[Start DOCUMENT]

= Christian Krell =

German political scientist

Christian Krell (born 20 December 1977 in Siegen) is a German political scientist and adult educator. He is a professor of political science and sociology at the HSPV NRW (Cologne) and honorary professor at the Rheinische Friedrich-Wilhelms-Universität Bonn.

== Career ==
Krell studied sociology, politics, history and economics at the University of Siegen and the University of York from 1997 to 2003. From 1998 to 2005 he received a scholarship from the Friedrich-Ebert-Foundation. Krell received his doctorate in 2006 with a comparative study of the European policies of British, German and French social democrats. From 2007 to 2016, Krell headed the Academy for Social Democracy of the Friedrich-Ebert-Foundation and in this function was the author and editor of numerous textbooks. In 2014 he was appointed to the Basic Values Commission of the SPD. Between 2016 and 2018, Christian Krell headed the Nordic Office of the Friedrich-Ebert-Foundation based in Stockholm and responsible for Sweden, Denmark, Finland, Iceland and Norway. One focus of his work was comparative welfare state research. In November 2018, Krell was appointed professor of constitutional law and politics at the Federal University for Public Administration. In April 2019, at the suggestion of the Faculty of Philosophy at the Rheinische Friedrich-Wilhelms-Universität Bonn, he was awarded the title of honorary professor. He previously worked as a lecturer at the University of Siegen. In October 2021, Krell accepted a call to the HSPV NRW (Cologne) and teaches political science and sociology there. Krell occasionally appears as an expert on current political issues for media such as BBC World, Deutschlandfunk and other broadcasters. In addition, Krell acts as a moderator. In this capacity, he moderated the Webtalk series "Looking out". Krell's interlocutors included the French economist Thomas Piketty, the German sociologists Andreas Reckwitz and Heinz Bude, the philosopher and social scientist Lisa Herzog and the Nobel Prize winner in economics Joseph E. Stiglitz.

== Research ==
The main research areas are party politics, democracy, comparative politics, Europe-related topics and the theory and practice of social democracy. In this context, Krell has published on various actors in the history of ideas. In addition, he considers current issues from a normative perspective, for example on digitization, basic income, inequality or the concept of solidarity. Krell is a member of the German Association for Political Science.

==Publications (selection)==

- Thinkers of Social Democracy. Editor. (2016) Bonn. ISBN 978-3-8012-0482-2
- Vordenkerinnen und Vordenker der Sozialen Demokratie. Editor. (2015) Bonn. ISBN 978-3-8012-0459-4
- Werte und Politik. Edited with Tobias Mörschel (2015) Wiesbaden. ISBN 978-3-658-06606-2
- Freiheit, Gerechtigkeit und Solidarität in Zeiten der Digitalisierung In: Neue Gesellschaft/Frankfurter Hefte (1/2/2015). S. 68–71.

[End DOCUMENT]
[Start DATA]

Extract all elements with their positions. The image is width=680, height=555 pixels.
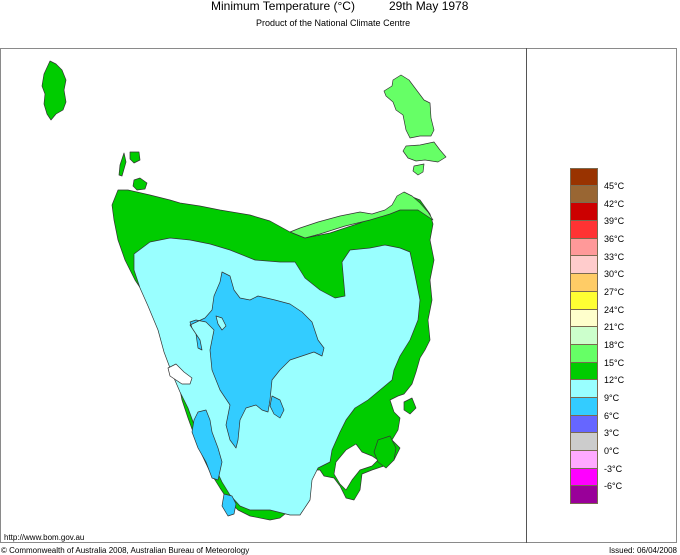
nw-islet-1 bbox=[118, 152, 127, 177]
legend-swatch bbox=[570, 168, 598, 186]
legend-swatch bbox=[570, 185, 598, 204]
legend-label: 30°C bbox=[604, 269, 625, 279]
legend-swatch bbox=[570, 344, 598, 363]
legend-divider bbox=[526, 48, 527, 543]
legend-swatch bbox=[570, 238, 598, 257]
legend-label: 39°C bbox=[604, 216, 625, 226]
legend-label: 21°C bbox=[604, 322, 625, 332]
legend-label: 6°C bbox=[604, 411, 620, 421]
issued-date: Issued: 06/04/2008 bbox=[608, 546, 677, 555]
nw-islet-2 bbox=[129, 151, 141, 164]
legend-label: 33°C bbox=[604, 252, 625, 262]
legend-swatch bbox=[570, 468, 598, 487]
legend-swatch bbox=[570, 415, 598, 434]
legend-swatch bbox=[570, 433, 598, 451]
legend-label: 27°C bbox=[604, 287, 625, 297]
legend-label: 36°C bbox=[604, 234, 625, 244]
legend-swatch bbox=[570, 486, 598, 505]
legend-swatch bbox=[570, 397, 598, 416]
chart-header: Minimum Temperature (°C) 29th May 1978 bbox=[0, 0, 680, 16]
legend-swatch bbox=[570, 362, 598, 381]
temperature-legend bbox=[570, 168, 598, 505]
legend-label: 12°C bbox=[604, 375, 625, 385]
legend-swatch bbox=[570, 309, 598, 328]
maria-island bbox=[403, 397, 417, 415]
legend-swatch bbox=[570, 451, 598, 469]
legend-label: 9°C bbox=[604, 393, 620, 403]
sw-pocket-3 bbox=[221, 493, 237, 517]
clarke-island bbox=[412, 163, 425, 176]
tasman-peninsula bbox=[373, 435, 397, 469]
cape-barren-island bbox=[402, 141, 447, 163]
nw-islet-3 bbox=[132, 177, 148, 191]
legend-label: -6°C bbox=[604, 481, 623, 491]
flinders-island bbox=[383, 74, 435, 139]
sw-pocket-2 bbox=[269, 395, 285, 419]
source-url[interactable]: http://www.bom.gov.au bbox=[4, 533, 85, 542]
sw-pocket-1 bbox=[191, 409, 223, 481]
legend-label: 15°C bbox=[604, 358, 625, 368]
map-frame bbox=[0, 48, 677, 543]
legend-label: 45°C bbox=[604, 181, 625, 191]
macquarie-harbour bbox=[167, 363, 193, 385]
legend-swatch bbox=[570, 327, 598, 345]
legend-label: -3°C bbox=[604, 464, 623, 474]
legend-label: 3°C bbox=[604, 428, 620, 438]
hole-in-highlands bbox=[215, 315, 227, 331]
copyright-notice: © Commonwealth of Australia 2008, Austra… bbox=[1, 546, 250, 555]
legend-label: 18°C bbox=[604, 340, 625, 350]
legend-swatch bbox=[570, 256, 598, 275]
central-highlands-6-9c bbox=[189, 271, 325, 449]
legend-label: 42°C bbox=[604, 199, 625, 209]
map-date: 29th May 1978 bbox=[389, 0, 469, 13]
map-title: Minimum Temperature (°C) bbox=[211, 0, 355, 13]
legend-label: 24°C bbox=[604, 305, 625, 315]
ne-coast-15c bbox=[289, 191, 434, 239]
se-inlets bbox=[333, 443, 379, 491]
legend-label: 0°C bbox=[604, 446, 620, 456]
legend-swatch bbox=[570, 274, 598, 292]
legend-swatch bbox=[570, 221, 598, 239]
map-subtitle: Product of the National Climate Centre bbox=[256, 18, 411, 28]
legend-swatch bbox=[570, 380, 598, 398]
legend-swatch bbox=[570, 203, 598, 222]
legend-swatch bbox=[570, 291, 598, 310]
king-island bbox=[41, 60, 67, 121]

[End DATA]

EXERCISE REQUIREMENTS -
1. Answer these questions using the Christian Krell article:
(a) On what date and in what city was Krell born?
(b) To which commission was Krell appointed in 2014?
(c) Of which professional association is Krell a member?
2. Write the next part of the Christian Krell article, picking up after its final line.

OUTPUTS BY TASK -
1.
(a) 20 December 1977, in Siegen.
(b) The Basic Values Commission of the SPD.
(c) The German Association for Political Science.

2.
- Die Geschichte der Sozialen Demokratie With Michael Reschke und Jochen Dahm. (2013, 3. Auflage) Bonn. ISBN 978-3-86498-233-0
- Demokratie in Deutschland – Zustand, Herausforderungen, Perspektiven. Edited with Tobias Mörschel. (2012) Wiesbaden. ISBN 978-3-531-18582-8
- Zur wertepolitischen Verortung deutscher Parteien In: Neue Gesellschaft/Frankfurter Hefte (10/2012). p. 36–40.
- Mehr Gleichheit, mehr Bildung, mehr Europa – Die Demokratiedebatte in Deutschland. In: spw – Zeitschrift für sozialistische Politik und Wirtschaft. (06/2011). p. 13–21.
- Lessons learned? – Was man aus den sozialdemokratischen Reformdiskursen lernen kann In: Neue Gesellschaft/Frankfurter Hefte (05/2011). p. 77–79.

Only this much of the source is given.